Problem to work on: Repeat each line of the material exactly.

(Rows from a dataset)
- - - - -

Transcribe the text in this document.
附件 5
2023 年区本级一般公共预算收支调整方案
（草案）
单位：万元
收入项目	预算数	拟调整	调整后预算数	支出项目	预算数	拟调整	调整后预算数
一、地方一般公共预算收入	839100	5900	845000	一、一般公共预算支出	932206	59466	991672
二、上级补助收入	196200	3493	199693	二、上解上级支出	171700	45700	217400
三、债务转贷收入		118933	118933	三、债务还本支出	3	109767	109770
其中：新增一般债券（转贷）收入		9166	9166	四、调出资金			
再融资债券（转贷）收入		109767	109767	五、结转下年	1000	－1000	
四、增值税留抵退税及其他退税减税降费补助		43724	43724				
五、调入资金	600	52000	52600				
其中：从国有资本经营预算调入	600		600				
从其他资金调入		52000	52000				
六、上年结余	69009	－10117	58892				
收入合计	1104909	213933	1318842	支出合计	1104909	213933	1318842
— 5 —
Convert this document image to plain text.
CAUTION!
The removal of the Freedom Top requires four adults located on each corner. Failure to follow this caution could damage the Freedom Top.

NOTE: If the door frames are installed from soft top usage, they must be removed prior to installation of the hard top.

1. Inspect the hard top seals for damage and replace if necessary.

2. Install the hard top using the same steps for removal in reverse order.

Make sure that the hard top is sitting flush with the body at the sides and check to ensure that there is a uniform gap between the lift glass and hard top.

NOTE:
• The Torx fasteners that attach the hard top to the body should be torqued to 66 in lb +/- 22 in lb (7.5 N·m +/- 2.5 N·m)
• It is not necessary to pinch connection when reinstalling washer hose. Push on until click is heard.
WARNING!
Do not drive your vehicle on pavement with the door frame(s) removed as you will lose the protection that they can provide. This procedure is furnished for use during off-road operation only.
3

- - - - -

Problem solution:
Transcribe the text in this document.
附件 5
2023 年区本级一般公共预算收支调整方案
（草案）
单位：万元
收入项目	预算数	拟调整	调整后预算数	支出项目	预算数	拟调整	调整后预算数
一、地方一般公共预算收入	839100	5900	845000	一、一般公共预算支出	932206	59466	991672
二、上级补助收入	196200	3493	199693	二、上解上级支出	171700	45700	217400
三、债务转贷收入		118933	118933	三、债务还本支出	3	109767	109770
其中：新增一般债券（转贷）收入		9166	9166	四、调出资金			
再融资债券（转贷）收入		109767	109767	五、结转下年	1000	－1000	
四、增值税留抵退税及其他退税减税降费补助		43724	43724				
五、调入资金	600	52000	52600				
其中：从国有资本经营预算调入	600		600				
从其他资金调入		52000	52000				
六、上年结余	69009	－10117	58892				
收入合计	1104909	213933	1318842	支出合计	1104909	213933	1318842
— 5 —
Convert this document image to plain text.
CAUTION!
The removal of the Freedom Top requires four adults located on each corner. Failure to follow this caution could damage the Freedom Top.

NOTE: If the door frames are installed from soft top usage, they must be removed prior to installation of the hard top.

1. Inspect the hard top seals for damage and replace if necessary.

2. Install the hard top using the same steps for removal in reverse order.

Make sure that the hard top is sitting flush with the body at the sides and check to ensure that there is a uniform gap between the lift glass and hard top.

NOTE:
• The Torx fasteners that attach the hard top to the body should be torqued to 66 in lb +/- 22 in lb (7.5 N·m +/- 2.5 N·m)
• It is not necessary to pinch connection when reinstalling washer hose. Push on until click is heard.
WARNING!
Do not drive your vehicle on pavement with the door frame(s) removed as you will lose the protection that they can provide. This procedure is furnished for use during off-road operation only.
3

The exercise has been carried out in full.